-- YOUR GOAL --
Copy out the data exactly, leaving the pictures behind.

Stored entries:

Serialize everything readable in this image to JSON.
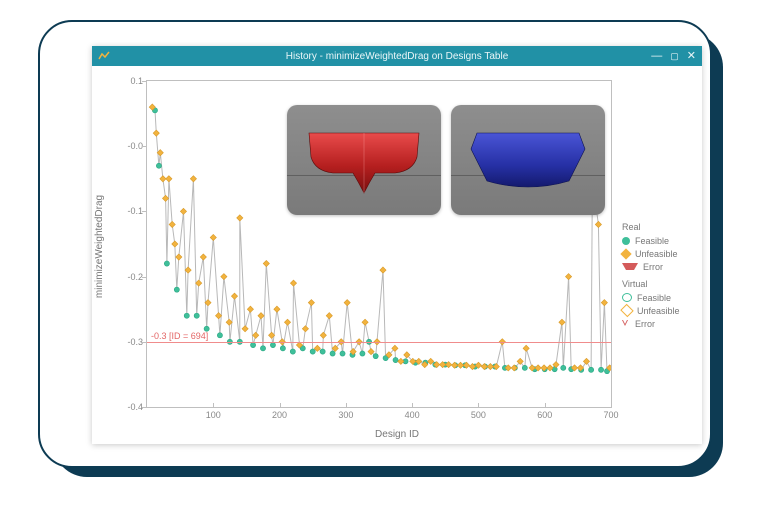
{
  "window": {
    "title": "History - minimizeWeightedDrag on Designs Table"
  },
  "chart_data": {
    "type": "scatter",
    "title": "",
    "xlabel": "Design ID",
    "ylabel": "minimizeWeightedDrag",
    "xlim": [
      0,
      700
    ],
    "ylim": [
      -0.4,
      0.1
    ],
    "xticks": [
      100,
      200,
      300,
      400,
      500,
      600,
      700
    ],
    "yticks": [
      -0.4,
      -0.3,
      -0.2,
      -0.1,
      0.0,
      0.1
    ],
    "ytick_labels": [
      "-0.4",
      "-0.3",
      "-0.2",
      "-0.1",
      "-0.0",
      "0.1"
    ],
    "reference_line": {
      "y": -0.3,
      "label": "-0.3  [ID = 694]",
      "id": 694
    },
    "legend": {
      "groups": [
        {
          "title": "Real",
          "items": [
            {
              "label": "Feasible",
              "swatch": "sw-feasible"
            },
            {
              "label": "Unfeasible",
              "swatch": "sw-unfeasible"
            },
            {
              "label": "Error",
              "swatch": "sw-error"
            }
          ]
        },
        {
          "title": "Virtual",
          "items": [
            {
              "label": "Feasible",
              "swatch": "sw-o-feasible"
            },
            {
              "label": "Unfeasible",
              "swatch": "sw-o-unfeasible"
            },
            {
              "label": "Error",
              "swatch": "sw-o-error2"
            }
          ]
        }
      ]
    },
    "series": [
      {
        "name": "Real Feasible",
        "marker": "circle",
        "color": "#3fbf9a",
        "points": [
          [
            12,
            0.055
          ],
          [
            18,
            -0.03
          ],
          [
            30,
            -0.18
          ],
          [
            45,
            -0.22
          ],
          [
            60,
            -0.26
          ],
          [
            75,
            -0.26
          ],
          [
            90,
            -0.28
          ],
          [
            110,
            -0.29
          ],
          [
            125,
            -0.3
          ],
          [
            140,
            -0.3
          ],
          [
            160,
            -0.305
          ],
          [
            175,
            -0.31
          ],
          [
            190,
            -0.305
          ],
          [
            205,
            -0.31
          ],
          [
            220,
            -0.315
          ],
          [
            235,
            -0.31
          ],
          [
            250,
            -0.315
          ],
          [
            265,
            -0.315
          ],
          [
            280,
            -0.318
          ],
          [
            295,
            -0.318
          ],
          [
            310,
            -0.32
          ],
          [
            325,
            -0.318
          ],
          [
            335,
            -0.3
          ],
          [
            345,
            -0.322
          ],
          [
            360,
            -0.325
          ],
          [
            375,
            -0.328
          ],
          [
            390,
            -0.33
          ],
          [
            405,
            -0.332
          ],
          [
            420,
            -0.332
          ],
          [
            435,
            -0.335
          ],
          [
            450,
            -0.335
          ],
          [
            465,
            -0.336
          ],
          [
            480,
            -0.336
          ],
          [
            495,
            -0.338
          ],
          [
            510,
            -0.338
          ],
          [
            525,
            -0.338
          ],
          [
            540,
            -0.34
          ],
          [
            555,
            -0.34
          ],
          [
            570,
            -0.34
          ],
          [
            585,
            -0.342
          ],
          [
            600,
            -0.342
          ],
          [
            615,
            -0.342
          ],
          [
            628,
            -0.34
          ],
          [
            640,
            -0.342
          ],
          [
            655,
            -0.343
          ],
          [
            670,
            -0.343
          ],
          [
            685,
            -0.343
          ],
          [
            694,
            -0.345
          ]
        ]
      },
      {
        "name": "Real Unfeasible",
        "marker": "diamond",
        "color": "#f2b33e",
        "points": [
          [
            8,
            0.06
          ],
          [
            14,
            0.02
          ],
          [
            20,
            -0.01
          ],
          [
            24,
            -0.05
          ],
          [
            28,
            -0.08
          ],
          [
            33,
            -0.05
          ],
          [
            38,
            -0.12
          ],
          [
            42,
            -0.15
          ],
          [
            48,
            -0.17
          ],
          [
            55,
            -0.1
          ],
          [
            62,
            -0.19
          ],
          [
            70,
            -0.05
          ],
          [
            78,
            -0.21
          ],
          [
            85,
            -0.17
          ],
          [
            92,
            -0.24
          ],
          [
            100,
            -0.14
          ],
          [
            108,
            -0.26
          ],
          [
            116,
            -0.2
          ],
          [
            124,
            -0.27
          ],
          [
            132,
            -0.23
          ],
          [
            140,
            -0.11
          ],
          [
            148,
            -0.28
          ],
          [
            156,
            -0.25
          ],
          [
            164,
            -0.29
          ],
          [
            172,
            -0.26
          ],
          [
            180,
            -0.18
          ],
          [
            188,
            -0.29
          ],
          [
            196,
            -0.25
          ],
          [
            204,
            -0.3
          ],
          [
            212,
            -0.27
          ],
          [
            221,
            -0.21
          ],
          [
            230,
            -0.305
          ],
          [
            239,
            -0.28
          ],
          [
            248,
            -0.24
          ],
          [
            257,
            -0.31
          ],
          [
            266,
            -0.29
          ],
          [
            275,
            -0.26
          ],
          [
            284,
            -0.31
          ],
          [
            293,
            -0.3
          ],
          [
            302,
            -0.24
          ],
          [
            311,
            -0.315
          ],
          [
            320,
            -0.3
          ],
          [
            329,
            -0.27
          ],
          [
            338,
            -0.315
          ],
          [
            347,
            -0.3
          ],
          [
            356,
            -0.19
          ],
          [
            365,
            -0.32
          ],
          [
            374,
            -0.31
          ],
          [
            383,
            -0.33
          ],
          [
            392,
            -0.32
          ],
          [
            401,
            -0.33
          ],
          [
            410,
            -0.33
          ],
          [
            419,
            -0.335
          ],
          [
            428,
            -0.33
          ],
          [
            437,
            -0.335
          ],
          [
            446,
            -0.335
          ],
          [
            455,
            -0.335
          ],
          [
            464,
            -0.336
          ],
          [
            473,
            -0.336
          ],
          [
            482,
            -0.336
          ],
          [
            491,
            -0.338
          ],
          [
            500,
            -0.336
          ],
          [
            509,
            -0.338
          ],
          [
            518,
            -0.338
          ],
          [
            527,
            -0.338
          ],
          [
            536,
            -0.3
          ],
          [
            545,
            -0.34
          ],
          [
            554,
            -0.34
          ],
          [
            563,
            -0.33
          ],
          [
            572,
            -0.31
          ],
          [
            581,
            -0.34
          ],
          [
            590,
            -0.34
          ],
          [
            599,
            -0.34
          ],
          [
            608,
            -0.34
          ],
          [
            617,
            -0.335
          ],
          [
            626,
            -0.27
          ],
          [
            636,
            -0.2
          ],
          [
            645,
            -0.34
          ],
          [
            654,
            -0.34
          ],
          [
            663,
            -0.33
          ],
          [
            672,
            -0.05
          ],
          [
            681,
            -0.12
          ],
          [
            690,
            -0.24
          ],
          [
            698,
            -0.34
          ]
        ]
      }
    ]
  },
  "thumbnails": [
    {
      "name": "hull-red",
      "color": "red"
    },
    {
      "name": "hull-blue",
      "color": "blue"
    }
  ]
}
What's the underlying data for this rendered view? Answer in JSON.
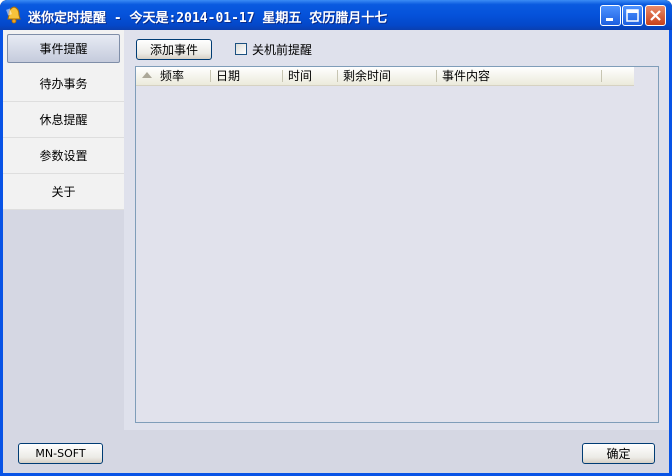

-- IN RESPONSE --
Serialize everything readable in this image to JSON.
{
  "window": {
    "title": "History - minimizeWeightedDrag on Designs Table"
  },
  "chart_data": {
    "type": "scatter",
    "title": "",
    "xlabel": "Design ID",
    "ylabel": "minimizeWeightedDrag",
    "xlim": [
      0,
      700
    ],
    "ylim": [
      -0.4,
      0.1
    ],
    "xticks": [
      100,
      200,
      300,
      400,
      500,
      600,
      700
    ],
    "yticks": [
      -0.4,
      -0.3,
      -0.2,
      -0.1,
      0.0,
      0.1
    ],
    "ytick_labels": [
      "-0.4",
      "-0.3",
      "-0.2",
      "-0.1",
      "-0.0",
      "0.1"
    ],
    "reference_line": {
      "y": -0.3,
      "label": "-0.3  [ID = 694]",
      "id": 694
    },
    "legend": {
      "groups": [
        {
          "title": "Real",
          "items": [
            {
              "label": "Feasible",
              "swatch": "sw-feasible"
            },
            {
              "label": "Unfeasible",
              "swatch": "sw-unfeasible"
            },
            {
              "label": "Error",
              "swatch": "sw-error"
            }
          ]
        },
        {
          "title": "Virtual",
          "items": [
            {
              "label": "Feasible",
              "swatch": "sw-o-feasible"
            },
            {
              "label": "Unfeasible",
              "swatch": "sw-o-unfeasible"
            },
            {
              "label": "Error",
              "swatch": "sw-o-error2"
            }
          ]
        }
      ]
    },
    "series": [
      {
        "name": "Real Feasible",
        "marker": "circle",
        "color": "#3fbf9a",
        "points": [
          [
            12,
            0.055
          ],
          [
            18,
            -0.03
          ],
          [
            30,
            -0.18
          ],
          [
            45,
            -0.22
          ],
          [
            60,
            -0.26
          ],
          [
            75,
            -0.26
          ],
          [
            90,
            -0.28
          ],
          [
            110,
            -0.29
          ],
          [
            125,
            -0.3
          ],
          [
            140,
            -0.3
          ],
          [
            160,
            -0.305
          ],
          [
            175,
            -0.31
          ],
          [
            190,
            -0.305
          ],
          [
            205,
            -0.31
          ],
          [
            220,
            -0.315
          ],
          [
            235,
            -0.31
          ],
          [
            250,
            -0.315
          ],
          [
            265,
            -0.315
          ],
          [
            280,
            -0.318
          ],
          [
            295,
            -0.318
          ],
          [
            310,
            -0.32
          ],
          [
            325,
            -0.318
          ],
          [
            335,
            -0.3
          ],
          [
            345,
            -0.322
          ],
          [
            360,
            -0.325
          ],
          [
            375,
            -0.328
          ],
          [
            390,
            -0.33
          ],
          [
            405,
            -0.332
          ],
          [
            420,
            -0.332
          ],
          [
            435,
            -0.335
          ],
          [
            450,
            -0.335
          ],
          [
            465,
            -0.336
          ],
          [
            480,
            -0.336
          ],
          [
            495,
            -0.338
          ],
          [
            510,
            -0.338
          ],
          [
            525,
            -0.338
          ],
          [
            540,
            -0.34
          ],
          [
            555,
            -0.34
          ],
          [
            570,
            -0.34
          ],
          [
            585,
            -0.342
          ],
          [
            600,
            -0.342
          ],
          [
            615,
            -0.342
          ],
          [
            628,
            -0.34
          ],
          [
            640,
            -0.342
          ],
          [
            655,
            -0.343
          ],
          [
            670,
            -0.343
          ],
          [
            685,
            -0.343
          ],
          [
            694,
            -0.345
          ]
        ]
      },
      {
        "name": "Real Unfeasible",
        "marker": "diamond",
        "color": "#f2b33e",
        "points": [
          [
            8,
            0.06
          ],
          [
            14,
            0.02
          ],
          [
            20,
            -0.01
          ],
          [
            24,
            -0.05
          ],
          [
            28,
            -0.08
          ],
          [
            33,
            -0.05
          ],
          [
            38,
            -0.12
          ],
          [
            42,
            -0.15
          ],
          [
            48,
            -0.17
          ],
          [
            55,
            -0.1
          ],
          [
            62,
            -0.19
          ],
          [
            70,
            -0.05
          ],
          [
            78,
            -0.21
          ],
          [
            85,
            -0.17
          ],
          [
            92,
            -0.24
          ],
          [
            100,
            -0.14
          ],
          [
            108,
            -0.26
          ],
          [
            116,
            -0.2
          ],
          [
            124,
            -0.27
          ],
          [
            132,
            -0.23
          ],
          [
            140,
            -0.11
          ],
          [
            148,
            -0.28
          ],
          [
            156,
            -0.25
          ],
          [
            164,
            -0.29
          ],
          [
            172,
            -0.26
          ],
          [
            180,
            -0.18
          ],
          [
            188,
            -0.29
          ],
          [
            196,
            -0.25
          ],
          [
            204,
            -0.3
          ],
          [
            212,
            -0.27
          ],
          [
            221,
            -0.21
          ],
          [
            230,
            -0.305
          ],
          [
            239,
            -0.28
          ],
          [
            248,
            -0.24
          ],
          [
            257,
            -0.31
          ],
          [
            266,
            -0.29
          ],
          [
            275,
            -0.26
          ],
          [
            284,
            -0.31
          ],
          [
            293,
            -0.3
          ],
          [
            302,
            -0.24
          ],
          [
            311,
            -0.315
          ],
          [
            320,
            -0.3
          ],
          [
            329,
            -0.27
          ],
          [
            338,
            -0.315
          ],
          [
            347,
            -0.3
          ],
          [
            356,
            -0.19
          ],
          [
            365,
            -0.32
          ],
          [
            374,
            -0.31
          ],
          [
            383,
            -0.33
          ],
          [
            392,
            -0.32
          ],
          [
            401,
            -0.33
          ],
          [
            410,
            -0.33
          ],
          [
            419,
            -0.335
          ],
          [
            428,
            -0.33
          ],
          [
            437,
            -0.335
          ],
          [
            446,
            -0.335
          ],
          [
            455,
            -0.335
          ],
          [
            464,
            -0.336
          ],
          [
            473,
            -0.336
          ],
          [
            482,
            -0.336
          ],
          [
            491,
            -0.338
          ],
          [
            500,
            -0.336
          ],
          [
            509,
            -0.338
          ],
          [
            518,
            -0.338
          ],
          [
            527,
            -0.338
          ],
          [
            536,
            -0.3
          ],
          [
            545,
            -0.34
          ],
          [
            554,
            -0.34
          ],
          [
            563,
            -0.33
          ],
          [
            572,
            -0.31
          ],
          [
            581,
            -0.34
          ],
          [
            590,
            -0.34
          ],
          [
            599,
            -0.34
          ],
          [
            608,
            -0.34
          ],
          [
            617,
            -0.335
          ],
          [
            626,
            -0.27
          ],
          [
            636,
            -0.2
          ],
          [
            645,
            -0.34
          ],
          [
            654,
            -0.34
          ],
          [
            663,
            -0.33
          ],
          [
            672,
            -0.05
          ],
          [
            681,
            -0.12
          ],
          [
            690,
            -0.24
          ],
          [
            698,
            -0.34
          ]
        ]
      }
    ]
  },
  "thumbnails": [
    {
      "name": "hull-red",
      "color": "red"
    },
    {
      "name": "hull-blue",
      "color": "blue"
    }
  ]
}
What's the underlying data for this rendered view? Answer in JSON.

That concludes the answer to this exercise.